Can you write out these lines again with "interactable" renamed to "clickable" everywhere and nothing else changed?

* Start Provided entries *

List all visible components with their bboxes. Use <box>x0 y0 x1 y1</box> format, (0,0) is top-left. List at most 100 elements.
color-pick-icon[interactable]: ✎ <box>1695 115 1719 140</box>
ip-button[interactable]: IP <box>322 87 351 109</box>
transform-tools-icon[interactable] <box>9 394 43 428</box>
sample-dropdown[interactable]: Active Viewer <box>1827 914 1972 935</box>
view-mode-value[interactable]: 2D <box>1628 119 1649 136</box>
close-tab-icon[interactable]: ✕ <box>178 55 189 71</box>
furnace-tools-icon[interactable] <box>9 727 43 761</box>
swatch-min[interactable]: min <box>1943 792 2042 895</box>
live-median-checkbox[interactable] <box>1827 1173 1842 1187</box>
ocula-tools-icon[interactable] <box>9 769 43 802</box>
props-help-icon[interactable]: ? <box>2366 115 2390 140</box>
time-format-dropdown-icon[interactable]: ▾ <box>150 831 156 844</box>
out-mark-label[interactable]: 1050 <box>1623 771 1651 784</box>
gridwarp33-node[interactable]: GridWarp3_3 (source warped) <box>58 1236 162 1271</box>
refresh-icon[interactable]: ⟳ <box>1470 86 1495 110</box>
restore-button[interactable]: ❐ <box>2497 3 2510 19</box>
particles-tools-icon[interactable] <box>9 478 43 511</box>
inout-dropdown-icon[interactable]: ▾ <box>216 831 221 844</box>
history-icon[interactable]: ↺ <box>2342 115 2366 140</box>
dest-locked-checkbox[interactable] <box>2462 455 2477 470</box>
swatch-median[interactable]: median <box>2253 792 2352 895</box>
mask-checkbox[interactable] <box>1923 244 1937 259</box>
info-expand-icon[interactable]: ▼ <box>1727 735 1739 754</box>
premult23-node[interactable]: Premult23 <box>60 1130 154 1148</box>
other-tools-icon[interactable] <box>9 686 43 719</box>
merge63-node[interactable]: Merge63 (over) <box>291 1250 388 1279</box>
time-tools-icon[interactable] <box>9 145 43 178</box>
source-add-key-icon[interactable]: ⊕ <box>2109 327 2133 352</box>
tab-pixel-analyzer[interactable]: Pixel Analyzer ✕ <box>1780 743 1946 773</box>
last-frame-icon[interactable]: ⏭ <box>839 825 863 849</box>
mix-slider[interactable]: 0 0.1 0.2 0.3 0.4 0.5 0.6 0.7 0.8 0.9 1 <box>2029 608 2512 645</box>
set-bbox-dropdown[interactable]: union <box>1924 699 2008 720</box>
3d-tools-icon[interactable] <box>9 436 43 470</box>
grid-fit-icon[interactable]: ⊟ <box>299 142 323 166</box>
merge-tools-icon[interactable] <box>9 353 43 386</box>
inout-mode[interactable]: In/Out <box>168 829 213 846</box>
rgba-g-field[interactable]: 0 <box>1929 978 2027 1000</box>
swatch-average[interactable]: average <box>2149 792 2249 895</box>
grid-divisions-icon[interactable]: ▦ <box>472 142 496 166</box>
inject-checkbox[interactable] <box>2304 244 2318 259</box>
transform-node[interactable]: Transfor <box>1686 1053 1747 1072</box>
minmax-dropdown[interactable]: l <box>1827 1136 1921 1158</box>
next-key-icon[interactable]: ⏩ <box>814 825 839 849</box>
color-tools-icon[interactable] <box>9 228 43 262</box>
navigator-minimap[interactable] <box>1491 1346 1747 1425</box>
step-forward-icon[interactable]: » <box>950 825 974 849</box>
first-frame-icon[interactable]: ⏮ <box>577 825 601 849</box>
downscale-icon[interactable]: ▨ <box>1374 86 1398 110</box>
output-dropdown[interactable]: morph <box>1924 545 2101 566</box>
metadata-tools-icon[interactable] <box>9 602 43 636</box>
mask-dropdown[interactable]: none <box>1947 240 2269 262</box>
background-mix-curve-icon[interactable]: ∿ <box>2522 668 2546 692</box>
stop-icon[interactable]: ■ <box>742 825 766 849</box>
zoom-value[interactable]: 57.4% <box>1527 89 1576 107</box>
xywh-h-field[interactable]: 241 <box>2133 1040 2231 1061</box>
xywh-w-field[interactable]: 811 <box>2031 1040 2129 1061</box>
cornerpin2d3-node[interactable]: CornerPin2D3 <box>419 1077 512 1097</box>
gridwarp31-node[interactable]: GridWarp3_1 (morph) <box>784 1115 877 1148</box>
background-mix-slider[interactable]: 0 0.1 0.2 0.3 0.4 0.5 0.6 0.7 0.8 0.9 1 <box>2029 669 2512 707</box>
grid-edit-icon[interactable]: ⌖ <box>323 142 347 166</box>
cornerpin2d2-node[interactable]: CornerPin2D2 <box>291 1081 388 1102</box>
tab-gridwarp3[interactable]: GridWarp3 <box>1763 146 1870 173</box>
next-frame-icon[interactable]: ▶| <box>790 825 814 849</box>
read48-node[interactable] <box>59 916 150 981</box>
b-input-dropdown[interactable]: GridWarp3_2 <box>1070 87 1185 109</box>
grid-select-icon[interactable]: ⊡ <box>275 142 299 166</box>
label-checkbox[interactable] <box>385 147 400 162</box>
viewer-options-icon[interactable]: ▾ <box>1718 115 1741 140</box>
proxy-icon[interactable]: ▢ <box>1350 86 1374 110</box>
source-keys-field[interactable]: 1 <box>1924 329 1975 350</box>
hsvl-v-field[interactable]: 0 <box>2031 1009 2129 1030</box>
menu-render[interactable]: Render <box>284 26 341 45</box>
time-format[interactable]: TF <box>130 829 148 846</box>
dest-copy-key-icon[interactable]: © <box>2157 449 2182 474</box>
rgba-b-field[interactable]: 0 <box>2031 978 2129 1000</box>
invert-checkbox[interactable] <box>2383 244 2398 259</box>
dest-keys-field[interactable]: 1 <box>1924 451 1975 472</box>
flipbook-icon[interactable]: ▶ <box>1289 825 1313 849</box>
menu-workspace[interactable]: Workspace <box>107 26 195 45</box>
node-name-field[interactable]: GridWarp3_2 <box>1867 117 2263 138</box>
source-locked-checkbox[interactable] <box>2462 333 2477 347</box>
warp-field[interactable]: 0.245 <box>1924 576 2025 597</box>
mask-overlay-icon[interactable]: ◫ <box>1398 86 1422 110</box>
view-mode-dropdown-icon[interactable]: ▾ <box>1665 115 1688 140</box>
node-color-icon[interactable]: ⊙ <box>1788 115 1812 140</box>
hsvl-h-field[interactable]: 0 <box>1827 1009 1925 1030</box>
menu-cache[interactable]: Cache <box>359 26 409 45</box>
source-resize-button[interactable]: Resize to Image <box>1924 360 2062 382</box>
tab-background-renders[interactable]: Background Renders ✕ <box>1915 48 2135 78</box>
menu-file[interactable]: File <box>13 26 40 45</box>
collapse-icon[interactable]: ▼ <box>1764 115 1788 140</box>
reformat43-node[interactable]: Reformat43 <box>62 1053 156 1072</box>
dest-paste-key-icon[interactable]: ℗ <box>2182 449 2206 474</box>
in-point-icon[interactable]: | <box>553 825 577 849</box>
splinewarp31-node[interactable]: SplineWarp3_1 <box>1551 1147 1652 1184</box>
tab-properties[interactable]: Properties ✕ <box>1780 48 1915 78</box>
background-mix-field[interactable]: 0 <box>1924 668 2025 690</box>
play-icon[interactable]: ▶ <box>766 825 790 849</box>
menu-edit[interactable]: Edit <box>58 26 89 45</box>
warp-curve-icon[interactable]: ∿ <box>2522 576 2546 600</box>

* End Provided entries *

Answer:
List all visible components with their bboxes. Use <box>x0 y0 x1 y1</box> format, (0,0) is top-left. List at most 100 elements.
color-pick-icon[clickable]: ✎ <box>1695 115 1719 140</box>
ip-button[clickable]: IP <box>322 87 351 109</box>
transform-tools-icon[clickable] <box>9 394 43 428</box>
sample-dropdown[clickable]: Active Viewer <box>1827 914 1972 935</box>
view-mode-value[clickable]: 2D <box>1628 119 1649 136</box>
close-tab-icon[clickable]: ✕ <box>178 55 189 71</box>
furnace-tools-icon[clickable] <box>9 727 43 761</box>
swatch-min[clickable]: min <box>1943 792 2042 895</box>
live-median-checkbox[clickable] <box>1827 1173 1842 1187</box>
ocula-tools-icon[clickable] <box>9 769 43 802</box>
props-help-icon[clickable]: ? <box>2366 115 2390 140</box>
time-format-dropdown-icon[clickable]: ▾ <box>150 831 156 844</box>
out-mark-label[clickable]: 1050 <box>1623 771 1651 784</box>
gridwarp33-node[clickable]: GridWarp3_3 (source warped) <box>58 1236 162 1271</box>
refresh-icon[clickable]: ⟳ <box>1470 86 1495 110</box>
restore-button[clickable]: ❐ <box>2497 3 2510 19</box>
particles-tools-icon[clickable] <box>9 478 43 511</box>
inout-dropdown-icon[clickable]: ▾ <box>216 831 221 844</box>
history-icon[clickable]: ↺ <box>2342 115 2366 140</box>
dest-locked-checkbox[clickable] <box>2462 455 2477 470</box>
swatch-median[clickable]: median <box>2253 792 2352 895</box>
mask-checkbox[clickable] <box>1923 244 1937 259</box>
info-expand-icon[clickable]: ▼ <box>1727 735 1739 754</box>
premult23-node[clickable]: Premult23 <box>60 1130 154 1148</box>
other-tools-icon[clickable] <box>9 686 43 719</box>
merge63-node[clickable]: Merge63 (over) <box>291 1250 388 1279</box>
time-tools-icon[clickable] <box>9 145 43 178</box>
source-add-key-icon[clickable]: ⊕ <box>2109 327 2133 352</box>
tab-pixel-analyzer[clickable]: Pixel Analyzer ✕ <box>1780 743 1946 773</box>
last-frame-icon[clickable]: ⏭ <box>839 825 863 849</box>
mix-slider[clickable]: 0 0.1 0.2 0.3 0.4 0.5 0.6 0.7 0.8 0.9 1 <box>2029 608 2512 645</box>
set-bbox-dropdown[clickable]: union <box>1924 699 2008 720</box>
3d-tools-icon[clickable] <box>9 436 43 470</box>
grid-fit-icon[clickable]: ⊟ <box>299 142 323 166</box>
merge-tools-icon[clickable] <box>9 353 43 386</box>
inout-mode[clickable]: In/Out <box>168 829 213 846</box>
rgba-g-field[clickable]: 0 <box>1929 978 2027 1000</box>
swatch-average[clickable]: average <box>2149 792 2249 895</box>
grid-divisions-icon[clickable]: ▦ <box>472 142 496 166</box>
inject-checkbox[clickable] <box>2304 244 2318 259</box>
transform-node[clickable]: Transfor <box>1686 1053 1747 1072</box>
minmax-dropdown[clickable]: l <box>1827 1136 1921 1158</box>
next-key-icon[clickable]: ⏩ <box>814 825 839 849</box>
color-tools-icon[clickable] <box>9 228 43 262</box>
navigator-minimap[clickable] <box>1491 1346 1747 1425</box>
step-forward-icon[clickable]: » <box>950 825 974 849</box>
first-frame-icon[clickable]: ⏮ <box>577 825 601 849</box>
downscale-icon[clickable]: ▨ <box>1374 86 1398 110</box>
output-dropdown[clickable]: morph <box>1924 545 2101 566</box>
metadata-tools-icon[clickable] <box>9 602 43 636</box>
mask-dropdown[clickable]: none <box>1947 240 2269 262</box>
background-mix-curve-icon[clickable]: ∿ <box>2522 668 2546 692</box>
stop-icon[clickable]: ■ <box>742 825 766 849</box>
zoom-value[clickable]: 57.4% <box>1527 89 1576 107</box>
xywh-h-field[clickable]: 241 <box>2133 1040 2231 1061</box>
xywh-w-field[clickable]: 811 <box>2031 1040 2129 1061</box>
cornerpin2d3-node[clickable]: CornerPin2D3 <box>419 1077 512 1097</box>
gridwarp31-node[clickable]: GridWarp3_1 (morph) <box>784 1115 877 1148</box>
background-mix-slider[clickable]: 0 0.1 0.2 0.3 0.4 0.5 0.6 0.7 0.8 0.9 1 <box>2029 669 2512 707</box>
grid-edit-icon[clickable]: ⌖ <box>323 142 347 166</box>
cornerpin2d2-node[clickable]: CornerPin2D2 <box>291 1081 388 1102</box>
tab-gridwarp3[clickable]: GridWarp3 <box>1763 146 1870 173</box>
next-frame-icon[clickable]: ▶| <box>790 825 814 849</box>
read48-node[clickable] <box>59 916 150 981</box>
b-input-dropdown[clickable]: GridWarp3_2 <box>1070 87 1185 109</box>
grid-select-icon[clickable]: ⊡ <box>275 142 299 166</box>
label-checkbox[clickable] <box>385 147 400 162</box>
viewer-options-icon[clickable]: ▾ <box>1718 115 1741 140</box>
proxy-icon[clickable]: ▢ <box>1350 86 1374 110</box>
source-keys-field[clickable]: 1 <box>1924 329 1975 350</box>
hsvl-v-field[clickable]: 0 <box>2031 1009 2129 1030</box>
menu-render[clickable]: Render <box>284 26 341 45</box>
time-format[clickable]: TF <box>130 829 148 846</box>
dest-copy-key-icon[clickable]: © <box>2157 449 2182 474</box>
rgba-b-field[clickable]: 0 <box>2031 978 2129 1000</box>
invert-checkbox[clickable] <box>2383 244 2398 259</box>
dest-keys-field[clickable]: 1 <box>1924 451 1975 472</box>
flipbook-icon[clickable]: ▶ <box>1289 825 1313 849</box>
menu-workspace[clickable]: Workspace <box>107 26 195 45</box>
node-name-field[clickable]: GridWarp3_2 <box>1867 117 2263 138</box>
source-locked-checkbox[clickable] <box>2462 333 2477 347</box>
warp-field[clickable]: 0.245 <box>1924 576 2025 597</box>
mask-overlay-icon[clickable]: ◫ <box>1398 86 1422 110</box>
view-mode-dropdown-icon[clickable]: ▾ <box>1665 115 1688 140</box>
node-color-icon[clickable]: ⊙ <box>1788 115 1812 140</box>
hsvl-h-field[clickable]: 0 <box>1827 1009 1925 1030</box>
menu-cache[clickable]: Cache <box>359 26 409 45</box>
source-resize-button[clickable]: Resize to Image <box>1924 360 2062 382</box>
tab-background-renders[clickable]: Background Renders ✕ <box>1915 48 2135 78</box>
menu-file[clickable]: File <box>13 26 40 45</box>
collapse-icon[clickable]: ▼ <box>1764 115 1788 140</box>
reformat43-node[clickable]: Reformat43 <box>62 1053 156 1072</box>
dest-paste-key-icon[clickable]: ℗ <box>2182 449 2206 474</box>
in-point-icon[clickable]: | <box>553 825 577 849</box>
splinewarp31-node[clickable]: SplineWarp3_1 <box>1551 1147 1652 1184</box>
tab-properties[clickable]: Properties ✕ <box>1780 48 1915 78</box>
background-mix-field[clickable]: 0 <box>1924 668 2025 690</box>
play-icon[clickable]: ▶ <box>766 825 790 849</box>
menu-edit[clickable]: Edit <box>58 26 89 45</box>
warp-curve-icon[clickable]: ∿ <box>2522 576 2546 600</box>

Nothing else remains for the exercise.